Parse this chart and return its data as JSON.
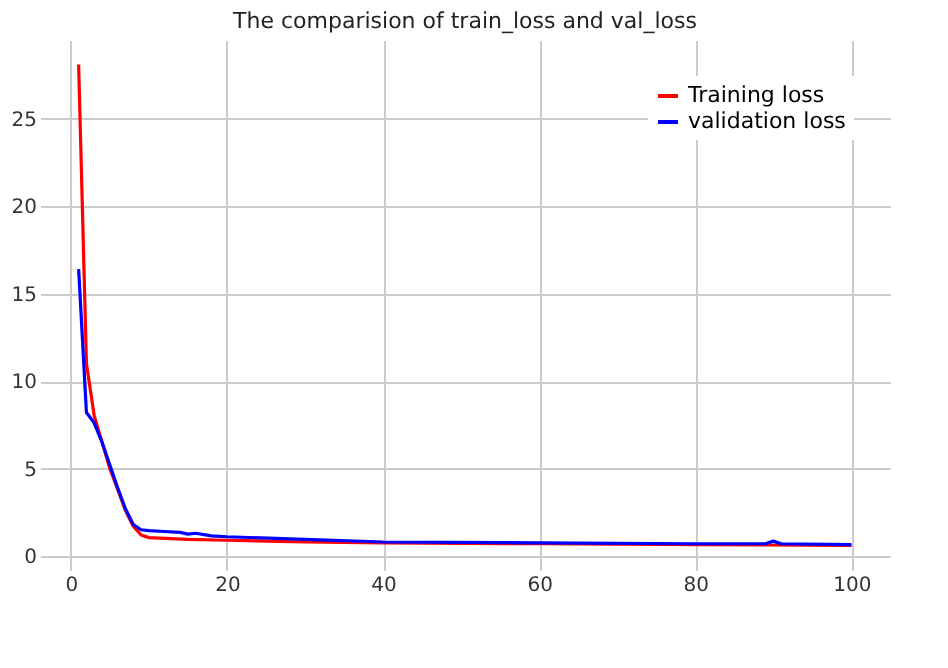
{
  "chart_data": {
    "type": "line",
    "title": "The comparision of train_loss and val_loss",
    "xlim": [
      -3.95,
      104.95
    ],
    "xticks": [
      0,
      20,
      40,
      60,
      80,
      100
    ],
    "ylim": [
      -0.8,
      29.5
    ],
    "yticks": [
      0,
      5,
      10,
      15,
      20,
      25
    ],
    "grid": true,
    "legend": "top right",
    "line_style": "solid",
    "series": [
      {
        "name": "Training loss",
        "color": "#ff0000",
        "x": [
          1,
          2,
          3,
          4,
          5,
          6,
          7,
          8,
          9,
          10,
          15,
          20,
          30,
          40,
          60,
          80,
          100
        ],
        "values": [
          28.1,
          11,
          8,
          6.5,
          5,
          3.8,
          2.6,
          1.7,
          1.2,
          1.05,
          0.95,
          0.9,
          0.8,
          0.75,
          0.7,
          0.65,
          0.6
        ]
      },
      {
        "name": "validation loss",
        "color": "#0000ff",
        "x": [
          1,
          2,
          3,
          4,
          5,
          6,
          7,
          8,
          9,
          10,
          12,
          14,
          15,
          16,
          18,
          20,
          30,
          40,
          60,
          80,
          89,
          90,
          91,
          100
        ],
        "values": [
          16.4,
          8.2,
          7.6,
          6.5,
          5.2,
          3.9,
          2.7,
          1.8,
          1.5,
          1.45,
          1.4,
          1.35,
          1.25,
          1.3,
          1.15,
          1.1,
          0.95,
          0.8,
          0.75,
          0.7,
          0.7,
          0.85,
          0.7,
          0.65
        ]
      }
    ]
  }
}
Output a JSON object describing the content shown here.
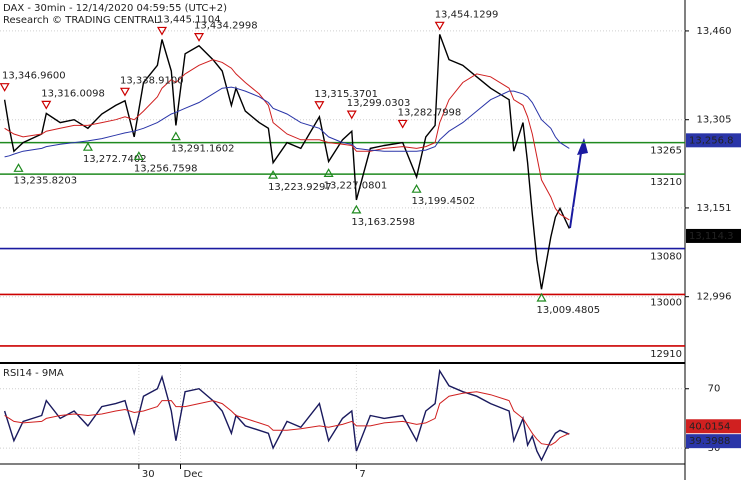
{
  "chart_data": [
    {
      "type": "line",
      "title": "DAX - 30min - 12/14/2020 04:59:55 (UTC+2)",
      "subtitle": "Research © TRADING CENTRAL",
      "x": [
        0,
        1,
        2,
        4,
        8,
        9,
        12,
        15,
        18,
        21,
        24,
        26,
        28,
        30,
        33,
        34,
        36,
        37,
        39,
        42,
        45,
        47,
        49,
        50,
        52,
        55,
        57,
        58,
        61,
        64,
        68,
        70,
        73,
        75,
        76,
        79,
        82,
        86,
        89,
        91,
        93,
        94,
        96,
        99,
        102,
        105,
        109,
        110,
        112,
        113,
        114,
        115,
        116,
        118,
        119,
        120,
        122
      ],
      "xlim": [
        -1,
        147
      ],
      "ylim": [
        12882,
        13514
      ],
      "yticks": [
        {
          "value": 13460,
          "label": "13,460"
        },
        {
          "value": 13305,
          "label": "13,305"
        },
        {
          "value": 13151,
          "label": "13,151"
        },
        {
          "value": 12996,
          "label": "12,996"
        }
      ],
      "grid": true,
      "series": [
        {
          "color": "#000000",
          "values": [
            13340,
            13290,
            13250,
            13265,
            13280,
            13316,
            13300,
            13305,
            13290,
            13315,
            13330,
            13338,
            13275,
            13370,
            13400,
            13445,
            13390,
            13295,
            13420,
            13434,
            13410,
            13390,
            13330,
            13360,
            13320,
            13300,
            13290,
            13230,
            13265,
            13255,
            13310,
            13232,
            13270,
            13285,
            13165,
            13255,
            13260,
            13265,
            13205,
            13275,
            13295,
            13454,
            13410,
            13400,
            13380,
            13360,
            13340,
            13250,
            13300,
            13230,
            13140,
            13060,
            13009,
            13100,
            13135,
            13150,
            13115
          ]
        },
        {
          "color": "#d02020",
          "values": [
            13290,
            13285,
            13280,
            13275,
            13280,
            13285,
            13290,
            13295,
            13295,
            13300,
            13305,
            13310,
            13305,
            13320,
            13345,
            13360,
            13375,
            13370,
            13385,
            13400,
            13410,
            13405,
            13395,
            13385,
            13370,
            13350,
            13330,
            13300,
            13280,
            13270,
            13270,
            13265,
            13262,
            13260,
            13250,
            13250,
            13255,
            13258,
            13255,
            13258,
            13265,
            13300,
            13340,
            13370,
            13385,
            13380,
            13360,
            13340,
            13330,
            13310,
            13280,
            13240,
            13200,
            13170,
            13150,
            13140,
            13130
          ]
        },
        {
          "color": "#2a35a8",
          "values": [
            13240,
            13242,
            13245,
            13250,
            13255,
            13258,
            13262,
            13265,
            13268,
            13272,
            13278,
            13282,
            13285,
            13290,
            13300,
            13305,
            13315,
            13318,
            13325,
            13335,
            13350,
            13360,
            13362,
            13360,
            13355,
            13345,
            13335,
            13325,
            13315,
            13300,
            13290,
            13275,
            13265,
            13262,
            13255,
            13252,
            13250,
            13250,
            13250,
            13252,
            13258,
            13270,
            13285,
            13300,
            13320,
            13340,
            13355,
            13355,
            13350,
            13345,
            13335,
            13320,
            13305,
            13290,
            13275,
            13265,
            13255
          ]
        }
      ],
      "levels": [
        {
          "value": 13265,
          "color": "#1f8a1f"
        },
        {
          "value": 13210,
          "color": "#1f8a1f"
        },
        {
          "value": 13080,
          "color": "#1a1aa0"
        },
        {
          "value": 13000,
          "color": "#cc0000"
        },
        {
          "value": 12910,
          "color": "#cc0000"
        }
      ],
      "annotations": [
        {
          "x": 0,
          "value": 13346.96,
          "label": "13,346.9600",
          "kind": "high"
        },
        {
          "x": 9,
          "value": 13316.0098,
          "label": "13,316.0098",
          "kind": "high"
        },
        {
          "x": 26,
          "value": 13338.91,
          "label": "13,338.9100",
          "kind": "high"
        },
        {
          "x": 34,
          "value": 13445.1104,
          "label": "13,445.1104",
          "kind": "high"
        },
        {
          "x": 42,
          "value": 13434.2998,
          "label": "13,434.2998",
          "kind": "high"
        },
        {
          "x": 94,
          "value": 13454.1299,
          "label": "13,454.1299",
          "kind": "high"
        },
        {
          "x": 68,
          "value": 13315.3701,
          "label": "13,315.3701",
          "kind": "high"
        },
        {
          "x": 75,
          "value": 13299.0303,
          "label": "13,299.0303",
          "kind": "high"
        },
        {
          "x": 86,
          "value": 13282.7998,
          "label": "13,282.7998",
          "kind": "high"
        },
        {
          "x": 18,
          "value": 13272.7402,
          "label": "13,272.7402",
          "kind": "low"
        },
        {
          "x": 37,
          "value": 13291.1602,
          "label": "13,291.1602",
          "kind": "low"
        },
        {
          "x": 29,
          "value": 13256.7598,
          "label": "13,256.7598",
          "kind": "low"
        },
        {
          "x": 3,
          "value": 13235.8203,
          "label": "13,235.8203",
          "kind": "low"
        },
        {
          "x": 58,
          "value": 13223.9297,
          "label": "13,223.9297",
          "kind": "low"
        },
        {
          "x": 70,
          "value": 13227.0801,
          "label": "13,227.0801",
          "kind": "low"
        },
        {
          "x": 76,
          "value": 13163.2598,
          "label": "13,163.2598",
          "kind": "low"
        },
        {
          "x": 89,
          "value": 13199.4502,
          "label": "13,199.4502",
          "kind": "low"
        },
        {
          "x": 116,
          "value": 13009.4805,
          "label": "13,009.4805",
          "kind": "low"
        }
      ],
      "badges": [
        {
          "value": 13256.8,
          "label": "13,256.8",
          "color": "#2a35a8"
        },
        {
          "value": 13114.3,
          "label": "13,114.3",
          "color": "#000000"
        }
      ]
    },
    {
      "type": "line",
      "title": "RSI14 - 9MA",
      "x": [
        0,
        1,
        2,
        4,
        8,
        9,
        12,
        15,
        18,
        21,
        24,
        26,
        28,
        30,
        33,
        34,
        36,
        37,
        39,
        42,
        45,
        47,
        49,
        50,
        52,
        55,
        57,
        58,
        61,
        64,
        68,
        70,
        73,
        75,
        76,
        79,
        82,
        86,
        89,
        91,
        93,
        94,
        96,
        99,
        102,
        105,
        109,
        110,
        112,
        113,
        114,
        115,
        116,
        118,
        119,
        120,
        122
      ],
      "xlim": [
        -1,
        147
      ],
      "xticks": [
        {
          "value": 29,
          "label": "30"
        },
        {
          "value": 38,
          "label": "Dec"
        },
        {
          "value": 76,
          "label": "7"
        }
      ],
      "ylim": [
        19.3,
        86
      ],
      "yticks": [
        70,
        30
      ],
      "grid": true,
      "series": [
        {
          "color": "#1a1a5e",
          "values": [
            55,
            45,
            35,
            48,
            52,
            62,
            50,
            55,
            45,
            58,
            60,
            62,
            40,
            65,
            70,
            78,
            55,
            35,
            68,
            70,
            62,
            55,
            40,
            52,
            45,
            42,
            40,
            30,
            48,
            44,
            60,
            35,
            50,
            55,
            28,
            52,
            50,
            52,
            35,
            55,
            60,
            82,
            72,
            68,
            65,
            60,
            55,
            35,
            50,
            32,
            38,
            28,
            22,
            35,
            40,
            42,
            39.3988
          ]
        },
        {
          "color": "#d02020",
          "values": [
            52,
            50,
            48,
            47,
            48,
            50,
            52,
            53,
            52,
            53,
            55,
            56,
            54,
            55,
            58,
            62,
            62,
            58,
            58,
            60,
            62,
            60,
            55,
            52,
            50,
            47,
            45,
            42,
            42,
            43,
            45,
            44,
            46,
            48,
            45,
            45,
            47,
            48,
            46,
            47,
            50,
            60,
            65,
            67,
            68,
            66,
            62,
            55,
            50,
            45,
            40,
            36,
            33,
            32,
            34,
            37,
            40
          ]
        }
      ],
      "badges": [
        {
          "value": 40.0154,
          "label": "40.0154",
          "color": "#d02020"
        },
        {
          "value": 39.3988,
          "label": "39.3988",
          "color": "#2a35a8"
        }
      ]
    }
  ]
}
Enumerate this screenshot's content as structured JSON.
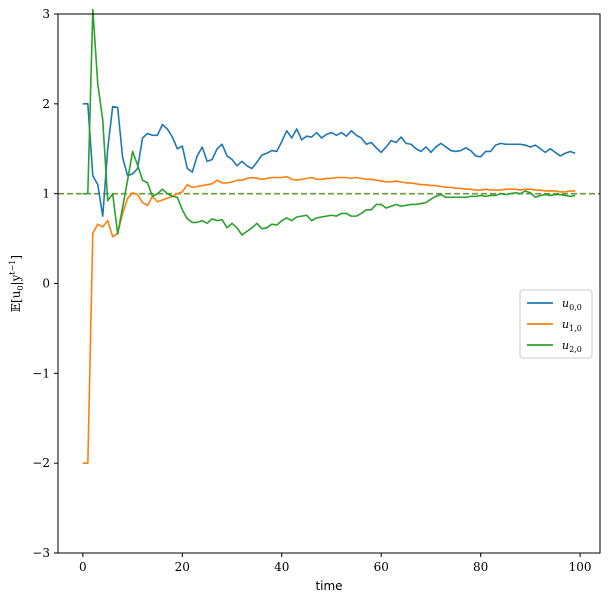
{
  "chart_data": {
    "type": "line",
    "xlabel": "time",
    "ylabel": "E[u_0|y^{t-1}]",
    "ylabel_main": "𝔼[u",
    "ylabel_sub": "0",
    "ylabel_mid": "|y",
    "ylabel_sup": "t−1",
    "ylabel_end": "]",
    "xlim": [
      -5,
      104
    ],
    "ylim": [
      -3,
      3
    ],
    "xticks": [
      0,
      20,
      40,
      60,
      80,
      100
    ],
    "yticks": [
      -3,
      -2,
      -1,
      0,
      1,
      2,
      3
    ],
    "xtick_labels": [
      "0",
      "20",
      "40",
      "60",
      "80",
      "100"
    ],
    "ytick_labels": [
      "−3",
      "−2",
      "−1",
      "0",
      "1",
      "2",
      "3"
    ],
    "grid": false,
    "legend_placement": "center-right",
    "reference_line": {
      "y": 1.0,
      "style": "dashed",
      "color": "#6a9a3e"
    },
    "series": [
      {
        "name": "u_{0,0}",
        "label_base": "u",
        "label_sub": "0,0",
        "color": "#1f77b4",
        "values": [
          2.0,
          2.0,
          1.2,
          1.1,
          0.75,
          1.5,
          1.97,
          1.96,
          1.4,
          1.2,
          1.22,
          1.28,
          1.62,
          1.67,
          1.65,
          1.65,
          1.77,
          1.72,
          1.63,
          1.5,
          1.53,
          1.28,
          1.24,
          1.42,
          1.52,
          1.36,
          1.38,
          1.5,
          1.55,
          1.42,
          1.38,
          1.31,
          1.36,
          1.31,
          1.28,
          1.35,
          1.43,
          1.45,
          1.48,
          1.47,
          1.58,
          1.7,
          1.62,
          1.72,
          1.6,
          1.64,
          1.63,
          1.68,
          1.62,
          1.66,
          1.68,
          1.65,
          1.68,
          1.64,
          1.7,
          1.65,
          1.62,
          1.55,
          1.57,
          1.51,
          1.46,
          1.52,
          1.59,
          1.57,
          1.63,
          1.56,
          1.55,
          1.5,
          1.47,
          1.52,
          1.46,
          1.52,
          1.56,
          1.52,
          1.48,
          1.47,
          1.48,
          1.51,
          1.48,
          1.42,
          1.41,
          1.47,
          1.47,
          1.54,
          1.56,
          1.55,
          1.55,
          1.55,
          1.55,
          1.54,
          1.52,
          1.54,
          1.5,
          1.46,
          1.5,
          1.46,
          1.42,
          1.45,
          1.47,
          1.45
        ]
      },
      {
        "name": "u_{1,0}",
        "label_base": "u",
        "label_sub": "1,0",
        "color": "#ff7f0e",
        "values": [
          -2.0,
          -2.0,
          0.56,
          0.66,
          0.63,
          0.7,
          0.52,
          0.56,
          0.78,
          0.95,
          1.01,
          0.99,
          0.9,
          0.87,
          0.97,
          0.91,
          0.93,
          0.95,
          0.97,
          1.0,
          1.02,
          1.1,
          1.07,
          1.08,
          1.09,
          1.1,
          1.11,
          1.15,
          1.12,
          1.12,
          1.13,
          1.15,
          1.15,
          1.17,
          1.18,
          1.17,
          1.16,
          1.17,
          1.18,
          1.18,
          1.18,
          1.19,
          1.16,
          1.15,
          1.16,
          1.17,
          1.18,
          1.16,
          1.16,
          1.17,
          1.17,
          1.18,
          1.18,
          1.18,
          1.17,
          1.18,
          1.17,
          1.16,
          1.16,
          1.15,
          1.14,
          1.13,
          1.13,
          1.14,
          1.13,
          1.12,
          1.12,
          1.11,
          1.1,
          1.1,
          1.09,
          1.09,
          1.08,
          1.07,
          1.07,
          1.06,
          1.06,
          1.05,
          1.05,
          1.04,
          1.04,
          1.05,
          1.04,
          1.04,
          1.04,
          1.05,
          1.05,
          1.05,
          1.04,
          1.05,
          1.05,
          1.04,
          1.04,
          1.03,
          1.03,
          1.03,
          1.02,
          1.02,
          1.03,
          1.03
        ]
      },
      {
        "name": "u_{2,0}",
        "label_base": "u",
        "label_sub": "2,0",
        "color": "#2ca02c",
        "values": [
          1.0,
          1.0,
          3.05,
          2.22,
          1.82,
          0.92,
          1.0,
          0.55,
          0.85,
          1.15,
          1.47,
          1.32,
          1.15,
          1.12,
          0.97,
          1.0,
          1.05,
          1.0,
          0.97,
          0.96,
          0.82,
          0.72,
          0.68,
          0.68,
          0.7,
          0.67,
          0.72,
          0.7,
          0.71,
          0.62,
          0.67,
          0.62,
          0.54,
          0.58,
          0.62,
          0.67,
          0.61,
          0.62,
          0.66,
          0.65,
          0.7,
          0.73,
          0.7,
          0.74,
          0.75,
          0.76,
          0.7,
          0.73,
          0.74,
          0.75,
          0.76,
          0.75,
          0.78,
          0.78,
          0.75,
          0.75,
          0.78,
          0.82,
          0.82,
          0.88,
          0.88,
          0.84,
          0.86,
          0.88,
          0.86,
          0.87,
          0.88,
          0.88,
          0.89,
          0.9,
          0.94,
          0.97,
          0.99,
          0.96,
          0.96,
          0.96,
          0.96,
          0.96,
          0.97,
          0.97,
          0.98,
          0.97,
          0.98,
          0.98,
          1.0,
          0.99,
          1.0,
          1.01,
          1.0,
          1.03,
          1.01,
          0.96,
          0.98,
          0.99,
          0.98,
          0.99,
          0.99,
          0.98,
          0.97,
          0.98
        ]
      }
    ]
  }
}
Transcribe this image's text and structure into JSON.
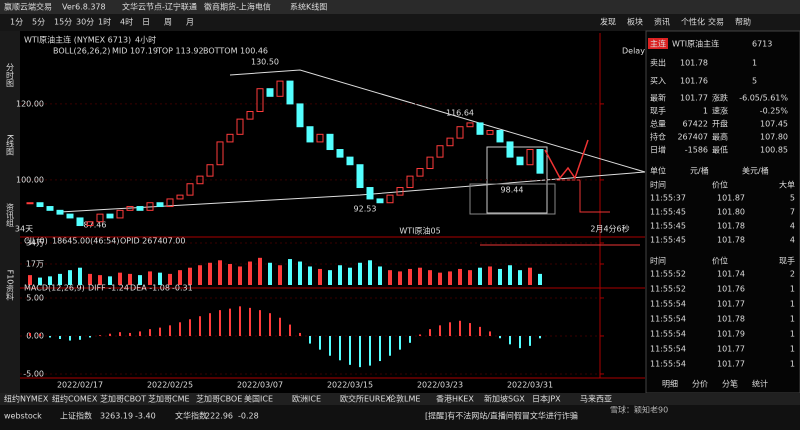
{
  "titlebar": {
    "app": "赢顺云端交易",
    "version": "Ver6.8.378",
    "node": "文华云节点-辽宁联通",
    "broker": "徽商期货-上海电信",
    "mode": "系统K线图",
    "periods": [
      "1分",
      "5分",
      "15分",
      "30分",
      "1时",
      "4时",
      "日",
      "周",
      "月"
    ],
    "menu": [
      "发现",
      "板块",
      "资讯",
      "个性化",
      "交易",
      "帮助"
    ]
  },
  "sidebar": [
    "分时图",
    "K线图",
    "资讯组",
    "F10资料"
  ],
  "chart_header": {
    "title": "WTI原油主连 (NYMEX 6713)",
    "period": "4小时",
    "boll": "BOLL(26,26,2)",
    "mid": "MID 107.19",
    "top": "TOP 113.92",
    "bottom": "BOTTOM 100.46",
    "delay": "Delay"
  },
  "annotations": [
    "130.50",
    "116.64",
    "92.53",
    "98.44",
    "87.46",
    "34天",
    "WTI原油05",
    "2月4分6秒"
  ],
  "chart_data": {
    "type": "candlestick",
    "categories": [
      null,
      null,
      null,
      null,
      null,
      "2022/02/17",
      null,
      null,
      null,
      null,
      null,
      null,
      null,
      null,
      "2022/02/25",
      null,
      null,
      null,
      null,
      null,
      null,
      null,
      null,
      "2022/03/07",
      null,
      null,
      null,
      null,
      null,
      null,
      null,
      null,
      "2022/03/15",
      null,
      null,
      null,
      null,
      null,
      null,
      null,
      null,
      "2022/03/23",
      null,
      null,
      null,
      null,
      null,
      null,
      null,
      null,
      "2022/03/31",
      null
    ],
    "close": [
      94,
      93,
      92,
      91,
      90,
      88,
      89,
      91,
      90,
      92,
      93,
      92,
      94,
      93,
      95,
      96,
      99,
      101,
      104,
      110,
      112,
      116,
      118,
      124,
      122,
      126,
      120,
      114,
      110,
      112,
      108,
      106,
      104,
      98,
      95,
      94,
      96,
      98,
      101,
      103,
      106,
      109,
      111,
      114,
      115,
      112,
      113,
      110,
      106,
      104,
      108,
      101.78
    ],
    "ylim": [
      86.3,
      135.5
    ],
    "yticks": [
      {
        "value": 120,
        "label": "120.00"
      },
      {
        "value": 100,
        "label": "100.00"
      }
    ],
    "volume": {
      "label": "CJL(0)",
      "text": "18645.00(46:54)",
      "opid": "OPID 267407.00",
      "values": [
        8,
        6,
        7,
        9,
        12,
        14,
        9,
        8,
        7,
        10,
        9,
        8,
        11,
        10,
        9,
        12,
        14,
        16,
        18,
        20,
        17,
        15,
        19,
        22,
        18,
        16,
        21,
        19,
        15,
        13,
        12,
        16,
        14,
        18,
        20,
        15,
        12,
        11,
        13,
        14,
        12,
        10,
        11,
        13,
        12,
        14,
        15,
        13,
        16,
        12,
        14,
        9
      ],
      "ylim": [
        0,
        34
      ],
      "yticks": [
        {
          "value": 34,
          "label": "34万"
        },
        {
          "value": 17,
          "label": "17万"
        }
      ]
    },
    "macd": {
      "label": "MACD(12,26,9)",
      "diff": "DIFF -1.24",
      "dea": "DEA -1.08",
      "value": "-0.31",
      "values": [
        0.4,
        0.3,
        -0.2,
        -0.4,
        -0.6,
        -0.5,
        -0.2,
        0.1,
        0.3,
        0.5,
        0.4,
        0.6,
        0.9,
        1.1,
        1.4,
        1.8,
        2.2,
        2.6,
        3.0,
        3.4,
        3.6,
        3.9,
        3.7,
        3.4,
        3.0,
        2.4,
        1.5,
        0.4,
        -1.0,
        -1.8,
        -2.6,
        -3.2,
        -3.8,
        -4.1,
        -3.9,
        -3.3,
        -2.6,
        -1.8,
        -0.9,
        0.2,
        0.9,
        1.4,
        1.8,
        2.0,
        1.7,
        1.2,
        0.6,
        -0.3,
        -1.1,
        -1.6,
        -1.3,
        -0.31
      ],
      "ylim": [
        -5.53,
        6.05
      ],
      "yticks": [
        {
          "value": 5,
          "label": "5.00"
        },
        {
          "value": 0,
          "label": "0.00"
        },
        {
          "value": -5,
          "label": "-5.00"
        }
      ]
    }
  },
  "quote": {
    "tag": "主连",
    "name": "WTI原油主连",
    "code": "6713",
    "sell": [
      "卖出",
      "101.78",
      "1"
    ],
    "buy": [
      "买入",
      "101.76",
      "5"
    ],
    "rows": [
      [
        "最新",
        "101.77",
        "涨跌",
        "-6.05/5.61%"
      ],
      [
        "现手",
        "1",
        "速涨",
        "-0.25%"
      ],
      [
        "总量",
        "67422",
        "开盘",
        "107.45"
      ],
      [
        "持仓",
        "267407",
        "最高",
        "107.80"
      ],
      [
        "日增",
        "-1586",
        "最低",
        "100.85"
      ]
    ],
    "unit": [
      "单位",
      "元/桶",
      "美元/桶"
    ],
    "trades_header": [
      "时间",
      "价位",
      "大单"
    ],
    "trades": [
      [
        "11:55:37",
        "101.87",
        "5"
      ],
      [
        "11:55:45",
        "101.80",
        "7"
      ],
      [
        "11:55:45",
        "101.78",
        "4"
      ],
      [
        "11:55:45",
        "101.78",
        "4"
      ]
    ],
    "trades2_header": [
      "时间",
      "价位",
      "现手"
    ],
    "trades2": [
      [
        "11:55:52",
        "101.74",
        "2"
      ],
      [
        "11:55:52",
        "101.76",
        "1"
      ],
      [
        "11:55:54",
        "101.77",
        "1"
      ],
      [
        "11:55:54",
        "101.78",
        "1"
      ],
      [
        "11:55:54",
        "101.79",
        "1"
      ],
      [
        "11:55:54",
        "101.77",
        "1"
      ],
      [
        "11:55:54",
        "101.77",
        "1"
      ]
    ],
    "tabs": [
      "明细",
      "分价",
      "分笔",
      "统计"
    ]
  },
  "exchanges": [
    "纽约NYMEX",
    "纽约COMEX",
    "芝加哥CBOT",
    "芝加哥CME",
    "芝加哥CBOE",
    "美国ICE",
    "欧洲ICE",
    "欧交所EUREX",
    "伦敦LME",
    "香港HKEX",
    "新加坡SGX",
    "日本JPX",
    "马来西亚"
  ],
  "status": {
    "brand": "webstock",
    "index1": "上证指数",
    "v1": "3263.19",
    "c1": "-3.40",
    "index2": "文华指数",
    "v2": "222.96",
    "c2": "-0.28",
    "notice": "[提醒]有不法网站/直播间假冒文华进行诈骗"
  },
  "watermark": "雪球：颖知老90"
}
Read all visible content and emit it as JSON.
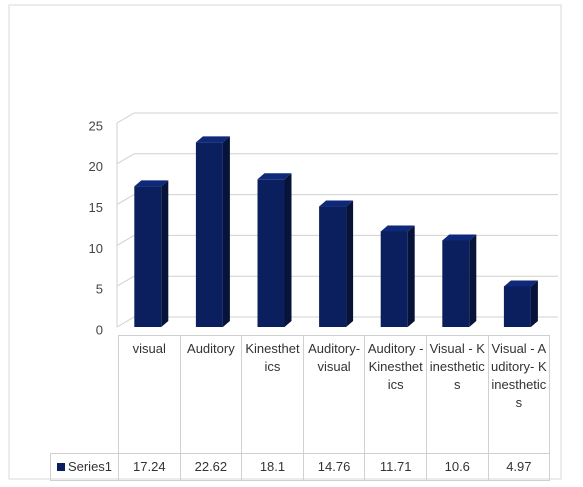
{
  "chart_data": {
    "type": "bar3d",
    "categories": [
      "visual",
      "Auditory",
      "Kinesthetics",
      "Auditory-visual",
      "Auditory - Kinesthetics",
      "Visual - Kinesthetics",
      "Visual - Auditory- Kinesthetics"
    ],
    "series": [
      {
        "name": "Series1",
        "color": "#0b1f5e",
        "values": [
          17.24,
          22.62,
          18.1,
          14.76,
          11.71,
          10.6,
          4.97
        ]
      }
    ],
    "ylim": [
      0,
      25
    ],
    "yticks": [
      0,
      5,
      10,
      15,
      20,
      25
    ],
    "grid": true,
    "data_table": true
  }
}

- **Task to carry out**: Select and copy every line of the material that holds the string "this".

- **Full solution**:
Parse this chart and return its data as JSON.
Enumerate this screenshot's content as structured JSON.
Transcribe this image's text and structure into JSON.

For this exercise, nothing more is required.